TAREA 1 -> Extraiga de los registros, sin alterar nada, todas las líneas desde el comienzo de los registros hasta la línea que contiene "undo-icon[interactable]: ↩ —", ambos extremos incluidos.

╭─ EXTRACTO DE LA PÁGINA

La Otra Historia de Buenos Aires

Parte XXV

por Gabriel Luna

Año 1621. Mientras el banquero contrabandista Diego de Vega viaja a España para evitar la instalación de una aduana en Córdoba y defender el «libre mercado» de esclavos en el Río de la Plata, ocurren dos hechos singulares. El primero es el aumento de esclavos negros en Buenos Aires: al habitual contrabando de esclavos ejercido por la banda «confederada» se suma el contrabando del propio gobernador Góngora. El segundo hecho es la muerte de Felipe III, que tiene por consecuencia el ascenso del conde-duque de Olivares a primer ministro de Felipe IV.
Olivares quiere consolidar el Imperio centrándolo en la monarquía y alejar cuanto fuera posible a los nobles de la gestión económica. Es decir: quiere eliminar las corrupciones y los dispendios de la nobleza para reducir la enorme deuda externa con los bancos europeos. En esta circunstancia -muy diferente a la de cinco años atrás, cuando el «confederado» Simón Valdez negociaba directamente con la nobleza española cargos públicos por dividendos del contrabando de esclavos- Diego de Vega llega a Madrid. Y llega al mismo tiempo una carta que lo incrimina, dirigida al rey por Manuel de Frías, gobernador de Paraguay. La carta hubiera sido inocua años atrás, pero no ahora. Vega es apresado y fracasa como consecuencia su misión de interceder ante la Corte por el libre comercio en el Río de la Plata.

╰─
╭─ DATOS DE ENTRADA

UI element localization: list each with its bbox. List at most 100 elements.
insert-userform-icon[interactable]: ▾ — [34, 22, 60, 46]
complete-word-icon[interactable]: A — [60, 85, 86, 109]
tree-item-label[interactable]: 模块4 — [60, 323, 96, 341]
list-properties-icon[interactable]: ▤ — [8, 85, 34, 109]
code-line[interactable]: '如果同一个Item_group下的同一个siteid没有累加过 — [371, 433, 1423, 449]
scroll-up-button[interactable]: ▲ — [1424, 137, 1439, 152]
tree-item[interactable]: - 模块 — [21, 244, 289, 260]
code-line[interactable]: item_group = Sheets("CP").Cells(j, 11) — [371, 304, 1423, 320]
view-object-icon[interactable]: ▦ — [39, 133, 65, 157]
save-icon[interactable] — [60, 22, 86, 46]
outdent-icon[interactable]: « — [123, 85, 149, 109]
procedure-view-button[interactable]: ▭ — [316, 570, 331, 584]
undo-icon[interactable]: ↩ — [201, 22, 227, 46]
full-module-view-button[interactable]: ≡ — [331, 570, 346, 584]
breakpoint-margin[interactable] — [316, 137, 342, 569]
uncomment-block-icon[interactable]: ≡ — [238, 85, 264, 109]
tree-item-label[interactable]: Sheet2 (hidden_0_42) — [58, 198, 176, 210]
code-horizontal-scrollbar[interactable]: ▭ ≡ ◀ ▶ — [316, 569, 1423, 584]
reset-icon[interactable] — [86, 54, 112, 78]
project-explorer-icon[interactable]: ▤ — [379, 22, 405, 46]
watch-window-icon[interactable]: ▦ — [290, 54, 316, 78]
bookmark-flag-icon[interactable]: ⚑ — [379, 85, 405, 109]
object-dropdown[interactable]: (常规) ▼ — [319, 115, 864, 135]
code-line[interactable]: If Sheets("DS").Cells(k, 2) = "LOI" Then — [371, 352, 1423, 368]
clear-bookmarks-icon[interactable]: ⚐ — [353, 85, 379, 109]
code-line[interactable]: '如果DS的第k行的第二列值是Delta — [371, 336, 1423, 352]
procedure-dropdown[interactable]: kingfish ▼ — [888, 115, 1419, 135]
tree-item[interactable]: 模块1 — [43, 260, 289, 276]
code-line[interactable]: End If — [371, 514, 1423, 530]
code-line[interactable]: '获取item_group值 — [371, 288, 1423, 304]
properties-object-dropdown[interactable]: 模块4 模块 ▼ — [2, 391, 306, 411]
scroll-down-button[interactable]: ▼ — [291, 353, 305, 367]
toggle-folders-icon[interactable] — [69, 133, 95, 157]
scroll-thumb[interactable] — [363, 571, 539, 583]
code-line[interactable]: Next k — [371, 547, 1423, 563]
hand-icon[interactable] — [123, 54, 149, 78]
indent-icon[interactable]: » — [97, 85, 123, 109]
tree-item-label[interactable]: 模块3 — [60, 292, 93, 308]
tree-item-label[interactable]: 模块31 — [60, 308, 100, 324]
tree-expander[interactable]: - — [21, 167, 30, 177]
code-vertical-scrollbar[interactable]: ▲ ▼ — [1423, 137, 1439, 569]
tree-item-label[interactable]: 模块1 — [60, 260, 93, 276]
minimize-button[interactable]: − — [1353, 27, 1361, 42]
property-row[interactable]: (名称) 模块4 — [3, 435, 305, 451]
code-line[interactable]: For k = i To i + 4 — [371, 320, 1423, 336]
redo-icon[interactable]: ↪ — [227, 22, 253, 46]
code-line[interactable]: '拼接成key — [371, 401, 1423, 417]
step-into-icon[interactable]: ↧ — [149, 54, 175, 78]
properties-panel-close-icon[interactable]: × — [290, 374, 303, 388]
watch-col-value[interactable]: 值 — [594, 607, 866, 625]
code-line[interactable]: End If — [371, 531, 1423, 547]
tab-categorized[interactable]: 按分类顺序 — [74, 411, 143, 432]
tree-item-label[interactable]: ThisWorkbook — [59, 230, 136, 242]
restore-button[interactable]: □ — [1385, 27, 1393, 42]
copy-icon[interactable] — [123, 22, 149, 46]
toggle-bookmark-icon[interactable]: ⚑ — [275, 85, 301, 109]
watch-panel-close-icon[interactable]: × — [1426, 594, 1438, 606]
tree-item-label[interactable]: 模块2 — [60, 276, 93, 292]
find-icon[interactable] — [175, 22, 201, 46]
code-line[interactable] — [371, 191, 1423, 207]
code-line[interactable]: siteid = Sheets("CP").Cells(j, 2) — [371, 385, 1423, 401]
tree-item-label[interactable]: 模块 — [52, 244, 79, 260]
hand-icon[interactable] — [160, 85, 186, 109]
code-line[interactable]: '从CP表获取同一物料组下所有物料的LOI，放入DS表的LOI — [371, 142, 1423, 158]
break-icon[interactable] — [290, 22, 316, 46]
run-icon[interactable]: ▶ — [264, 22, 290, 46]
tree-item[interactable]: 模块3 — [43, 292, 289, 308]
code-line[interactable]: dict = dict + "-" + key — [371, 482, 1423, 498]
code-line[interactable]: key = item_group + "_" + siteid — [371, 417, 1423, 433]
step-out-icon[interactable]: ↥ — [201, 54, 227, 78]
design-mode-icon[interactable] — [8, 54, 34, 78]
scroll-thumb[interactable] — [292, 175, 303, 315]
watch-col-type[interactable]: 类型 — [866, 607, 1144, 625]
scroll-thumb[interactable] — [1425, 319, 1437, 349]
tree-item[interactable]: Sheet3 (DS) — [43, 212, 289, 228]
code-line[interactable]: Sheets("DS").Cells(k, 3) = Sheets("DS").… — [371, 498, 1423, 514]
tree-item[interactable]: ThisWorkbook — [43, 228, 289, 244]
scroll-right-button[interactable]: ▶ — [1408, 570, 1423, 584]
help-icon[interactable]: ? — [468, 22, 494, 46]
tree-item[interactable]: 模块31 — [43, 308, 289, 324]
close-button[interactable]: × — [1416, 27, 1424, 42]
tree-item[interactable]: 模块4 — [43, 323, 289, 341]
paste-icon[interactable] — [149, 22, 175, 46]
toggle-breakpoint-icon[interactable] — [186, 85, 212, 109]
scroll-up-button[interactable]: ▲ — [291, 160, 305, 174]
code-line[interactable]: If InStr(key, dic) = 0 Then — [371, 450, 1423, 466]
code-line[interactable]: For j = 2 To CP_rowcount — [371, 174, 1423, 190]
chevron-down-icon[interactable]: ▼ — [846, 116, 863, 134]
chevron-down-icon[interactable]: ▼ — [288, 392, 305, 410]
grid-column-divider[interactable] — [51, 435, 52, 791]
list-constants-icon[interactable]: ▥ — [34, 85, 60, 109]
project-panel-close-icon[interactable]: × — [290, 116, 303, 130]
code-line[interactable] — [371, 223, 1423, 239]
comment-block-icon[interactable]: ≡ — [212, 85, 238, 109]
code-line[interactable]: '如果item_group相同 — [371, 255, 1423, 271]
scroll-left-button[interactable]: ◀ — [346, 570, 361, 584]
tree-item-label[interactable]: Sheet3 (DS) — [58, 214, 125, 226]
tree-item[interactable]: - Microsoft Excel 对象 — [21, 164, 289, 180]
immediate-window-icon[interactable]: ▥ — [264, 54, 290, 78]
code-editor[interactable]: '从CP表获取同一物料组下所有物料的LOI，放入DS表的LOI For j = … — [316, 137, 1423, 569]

╰─

TAREA 2 -> Copie textualmente del extracto de la página todo lo que va desde "por Gabriel Luna" hasta "de Felipe IV.".

RESPUESTA ESCRITA 1 ->
UI element localization: list each with its bbox. List at most 100 elements.
insert-userform-icon[interactable]: ▾ — [34, 22, 60, 46]
complete-word-icon[interactable]: A — [60, 85, 86, 109]
tree-item-label[interactable]: 模块4 — [60, 323, 96, 341]
list-properties-icon[interactable]: ▤ — [8, 85, 34, 109]
code-line[interactable]: '如果同一个Item_group下的同一个siteid没有累加过 — [371, 433, 1423, 449]
scroll-up-button[interactable]: ▲ — [1424, 137, 1439, 152]
tree-item[interactable]: - 模块 — [21, 244, 289, 260]
code-line[interactable]: item_group = Sheets("CP").Cells(j, 11) — [371, 304, 1423, 320]
view-object-icon[interactable]: ▦ — [39, 133, 65, 157]
save-icon[interactable] — [60, 22, 86, 46]
outdent-icon[interactable]: « — [123, 85, 149, 109]
procedure-view-button[interactable]: ▭ — [316, 570, 331, 584]
undo-icon[interactable]: ↩ — [201, 22, 227, 46]

RESPUESTA ESCRITA 2 ->
por Gabriel Luna

Año 1621. Mientras el banquero contrabandista Diego de Vega viaja a España para evitar la instalación de una aduana en Córdoba y defender el «libre mercado» de esclavos en el Río de la Plata, ocurren dos hechos singulares. El primero es el aumento de esclavos negros en Buenos Aires: al habitual contrabando de esclavos ejercido por la banda «confederada» se suma el contrabando del propio gobernador Góngora. El segundo hecho es la muerte de Felipe III, que tiene por consecuencia el ascenso del conde-duque de Olivares a primer ministro de Felipe IV.